#### [SHORT TASK]
Copy the data word for word, keeping every line.

-- Begin DATA SUPPLIED --

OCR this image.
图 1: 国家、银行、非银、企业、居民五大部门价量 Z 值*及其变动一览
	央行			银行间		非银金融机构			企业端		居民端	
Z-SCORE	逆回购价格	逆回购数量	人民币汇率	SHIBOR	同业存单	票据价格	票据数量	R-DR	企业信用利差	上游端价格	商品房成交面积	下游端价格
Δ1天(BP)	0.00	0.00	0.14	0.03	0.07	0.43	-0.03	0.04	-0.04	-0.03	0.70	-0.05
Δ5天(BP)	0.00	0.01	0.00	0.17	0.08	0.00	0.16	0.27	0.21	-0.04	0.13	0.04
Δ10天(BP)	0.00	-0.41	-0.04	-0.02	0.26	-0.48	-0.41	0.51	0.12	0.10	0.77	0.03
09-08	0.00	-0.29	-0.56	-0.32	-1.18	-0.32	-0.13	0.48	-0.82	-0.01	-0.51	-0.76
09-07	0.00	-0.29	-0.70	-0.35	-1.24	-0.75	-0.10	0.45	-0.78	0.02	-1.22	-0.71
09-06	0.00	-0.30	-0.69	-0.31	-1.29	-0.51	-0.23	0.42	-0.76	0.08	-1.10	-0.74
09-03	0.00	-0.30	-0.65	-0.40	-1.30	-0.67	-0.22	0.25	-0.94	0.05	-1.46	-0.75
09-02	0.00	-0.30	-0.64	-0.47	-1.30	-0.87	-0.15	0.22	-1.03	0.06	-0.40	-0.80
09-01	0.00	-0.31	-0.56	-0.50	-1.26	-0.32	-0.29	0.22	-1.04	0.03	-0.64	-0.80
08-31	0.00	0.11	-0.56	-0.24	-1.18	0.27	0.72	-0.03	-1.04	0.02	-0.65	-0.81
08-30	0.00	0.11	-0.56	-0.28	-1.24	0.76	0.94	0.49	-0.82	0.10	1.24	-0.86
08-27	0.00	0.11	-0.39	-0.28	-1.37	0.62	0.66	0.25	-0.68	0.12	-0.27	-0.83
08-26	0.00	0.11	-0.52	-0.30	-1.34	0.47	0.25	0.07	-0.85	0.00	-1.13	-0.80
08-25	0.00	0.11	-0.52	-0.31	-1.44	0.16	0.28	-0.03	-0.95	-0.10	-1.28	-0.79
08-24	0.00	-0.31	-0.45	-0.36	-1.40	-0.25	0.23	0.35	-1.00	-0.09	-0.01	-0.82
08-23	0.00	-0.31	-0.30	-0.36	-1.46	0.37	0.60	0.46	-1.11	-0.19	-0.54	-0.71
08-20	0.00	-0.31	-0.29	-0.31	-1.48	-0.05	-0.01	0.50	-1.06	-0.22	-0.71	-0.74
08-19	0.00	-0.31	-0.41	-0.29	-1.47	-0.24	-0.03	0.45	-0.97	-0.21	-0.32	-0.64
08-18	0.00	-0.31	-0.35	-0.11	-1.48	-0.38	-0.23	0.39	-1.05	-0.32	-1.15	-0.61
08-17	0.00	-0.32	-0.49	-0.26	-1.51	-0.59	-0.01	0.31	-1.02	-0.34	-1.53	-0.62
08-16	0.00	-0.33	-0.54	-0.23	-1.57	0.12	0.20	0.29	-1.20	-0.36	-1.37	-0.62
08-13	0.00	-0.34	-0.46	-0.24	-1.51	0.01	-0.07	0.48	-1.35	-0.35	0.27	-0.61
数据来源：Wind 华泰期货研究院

-- End DATA SUPPLIED --

#### [COMPLETE ANSWER]
OCR this image.
图 1: 国家、银行、非银、企业、居民五大部门价量 Z 值*及其变动一览
	央行			银行间		非银金融机构			企业端		居民端	
Z-SCORE	逆回购价格	逆回购数量	人民币汇率	SHIBOR	同业存单	票据价格	票据数量	R-DR	企业信用利差	上游端价格	商品房成交面积	下游端价格
Δ1天(BP)	0.00	0.00	0.14	0.03	0.07	0.43	-0.03	0.04	-0.04	-0.03	0.70	-0.05
Δ5天(BP)	0.00	0.01	0.00	0.17	0.08	0.00	0.16	0.27	0.21	-0.04	0.13	0.04
Δ10天(BP)	0.00	-0.41	-0.04	-0.02	0.26	-0.48	-0.41	0.51	0.12	0.10	0.77	0.03
09-08	0.00	-0.29	-0.56	-0.32	-1.18	-0.32	-0.13	0.48	-0.82	-0.01	-0.51	-0.76
09-07	0.00	-0.29	-0.70	-0.35	-1.24	-0.75	-0.10	0.45	-0.78	0.02	-1.22	-0.71
09-06	0.00	-0.30	-0.69	-0.31	-1.29	-0.51	-0.23	0.42	-0.76	0.08	-1.10	-0.74
09-03	0.00	-0.30	-0.65	-0.40	-1.30	-0.67	-0.22	0.25	-0.94	0.05	-1.46	-0.75
09-02	0.00	-0.30	-0.64	-0.47	-1.30	-0.87	-0.15	0.22	-1.03	0.06	-0.40	-0.80
09-01	0.00	-0.31	-0.56	-0.50	-1.26	-0.32	-0.29	0.22	-1.04	0.03	-0.64	-0.80
08-31	0.00	0.11	-0.56	-0.24	-1.18	0.27	0.72	-0.03	-1.04	0.02	-0.65	-0.81
08-30	0.00	0.11	-0.56	-0.28	-1.24	0.76	0.94	0.49	-0.82	0.10	1.24	-0.86
08-27	0.00	0.11	-0.39	-0.28	-1.37	0.62	0.66	0.25	-0.68	0.12	-0.27	-0.83
08-26	0.00	0.11	-0.52	-0.30	-1.34	0.47	0.25	0.07	-0.85	0.00	-1.13	-0.80
08-25	0.00	0.11	-0.52	-0.31	-1.44	0.16	0.28	-0.03	-0.95	-0.10	-1.28	-0.79
08-24	0.00	-0.31	-0.45	-0.36	-1.40	-0.25	0.23	0.35	-1.00	-0.09	-0.01	-0.82
08-23	0.00	-0.31	-0.30	-0.36	-1.46	0.37	0.60	0.46	-1.11	-0.19	-0.54	-0.71
08-20	0.00	-0.31	-0.29	-0.31	-1.48	-0.05	-0.01	0.50	-1.06	-0.22	-0.71	-0.74
08-19	0.00	-0.31	-0.41	-0.29	-1.47	-0.24	-0.03	0.45	-0.97	-0.21	-0.32	-0.64
08-18	0.00	-0.31	-0.35	-0.11	-1.48	-0.38	-0.23	0.39	-1.05	-0.32	-1.15	-0.61
08-17	0.00	-0.32	-0.49	-0.26	-1.51	-0.59	-0.01	0.31	-1.02	-0.34	-1.53	-0.62
08-16	0.00	-0.33	-0.54	-0.23	-1.57	0.12	0.20	0.29	-1.20	-0.36	-1.37	-0.62
08-13	0.00	-0.34	-0.46	-0.24	-1.51	0.01	-0.07	0.48	-1.35	-0.35	0.27	-0.61
数据来源：Wind 华泰期货研究院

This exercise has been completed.